- **TESTO ESTRATTO**:
──────

L’Italia riesce a sprecare il 47,9% del acqua potabile che si perde per colpa di una rete idrica colabrodo e a pagarne le conseguenze sono 2,7 milioni di famiglie (il 10% del totale) che lamentano problemi nell’erogazione idrica lungo il territorio nazionale. E’ quanto afferma la Coldiretti sulla base dei dati Istat in riferimento al rapporto “Progress on drinking water”, di Unicef e Organizzazione mondiale della sanità, che punta i riflettori sulle disuguaglianze nell’accesso alla risorsa idrica.

Mentre nel mondo uno su tre non ha accesso all’acqua in Italia il volume di acqua complessivamente prelevato per uso potabile è – sottolinea la Coldiretti – di 9,49 miliardi di metri cubi, pari a un volume giornaliero pro capite di 428 litri, il più alto nell’Unione europea. Tuttavia, poco meno della metà di tale volume – precisa la Coldiretti – non raggiunge gli utenti finali a causa delle dispersioni di rete.

──────

- **ESTRATTO DEL DATASET**:

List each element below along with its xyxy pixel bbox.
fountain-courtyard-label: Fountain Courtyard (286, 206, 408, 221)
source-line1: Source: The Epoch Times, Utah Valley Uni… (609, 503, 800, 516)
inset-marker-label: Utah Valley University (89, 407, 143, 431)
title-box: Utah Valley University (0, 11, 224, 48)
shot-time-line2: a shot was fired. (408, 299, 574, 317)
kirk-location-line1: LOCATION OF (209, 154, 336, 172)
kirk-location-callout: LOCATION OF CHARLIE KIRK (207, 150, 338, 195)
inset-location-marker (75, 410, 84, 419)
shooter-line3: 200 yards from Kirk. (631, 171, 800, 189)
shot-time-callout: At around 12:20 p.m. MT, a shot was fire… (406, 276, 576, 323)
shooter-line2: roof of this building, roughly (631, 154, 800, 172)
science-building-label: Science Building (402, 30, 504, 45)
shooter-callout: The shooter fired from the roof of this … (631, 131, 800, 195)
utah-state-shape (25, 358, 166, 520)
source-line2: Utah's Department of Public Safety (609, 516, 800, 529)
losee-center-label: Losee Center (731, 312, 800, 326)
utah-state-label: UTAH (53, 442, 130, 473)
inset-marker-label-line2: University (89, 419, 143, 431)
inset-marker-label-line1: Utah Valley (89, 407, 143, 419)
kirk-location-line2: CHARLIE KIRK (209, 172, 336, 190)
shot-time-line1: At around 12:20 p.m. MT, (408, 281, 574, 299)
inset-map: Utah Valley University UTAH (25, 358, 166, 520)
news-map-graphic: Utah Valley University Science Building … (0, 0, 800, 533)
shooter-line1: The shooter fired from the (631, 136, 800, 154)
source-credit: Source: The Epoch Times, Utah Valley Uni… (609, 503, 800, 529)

──────

- **LAVORO DA SVOLGERE**:
#1 Riscrivi il testo sullo spreco idrico a partire dalle parole "Mentre nel mondo" e fermati dopo "dispersioni di rete.". Sostituisci "dispersioni di rete" con "perdite di rete".
#2 Secondo il testo sullo spreco idrico, perché poco meno della metà dell'acqua prelevata per uso potabile non arriva agli utenti finali? Rispondi con una, due o tre frasi.
#3 Prosegui il testo sullo spreco idrico dal punto in cui termina.

- **RISULTATI ATTESI**:
#1
Mentre nel mondo uno su tre non ha accesso all’acqua in Italia il volume di acqua complessivamente prelevato per uso potabile è – sottolinea la Coldiretti – di 9,49 miliardi di metri cubi, pari a un volume giornaliero pro capite di 428 litri, il più alto nell’Unione europea. Tuttavia, poco meno della metà di tale volume – precisa la Coldiretti – non raggiunge gli utenti finali a causa delle perdite di rete.

#2 Poco meno della metà del volume prelevato non raggiunge gli utenti finali a causa delle dispersioni di rete. Il testo attribuisce queste perdite a una rete idrica definita «colabrodo».

#3
Uno spreco inaccettabile per un bene prezioso anche alla luce dei cambiamenti climatici che – continua la Coldiretti – stanno profondamente modificando la distribuzione e l’intensità delle precipitazioni anche sul territorio nazionale.

Servono – sostiene la Coldiretti – interventi di manutenzione, risparmio, recupero e riciclaggio delle acque, campagne di informazione ed educazione sull’uso corretto dell’acqua e un piano infrastrutturale per la creazione di invasi che raccolgano tutta l’acqua piovana che va perduta e la distribuiscano quando ce n’è poca. Gli agricoltori – conclude la Coldiretti – stanno facendo la loro parte con un impegno per la diffusione di sistemi di irrigazione a basso consumo, ma anche ricerca e innovazione per lo sviluppo di coltivazioni a basso fabbisogno idrico.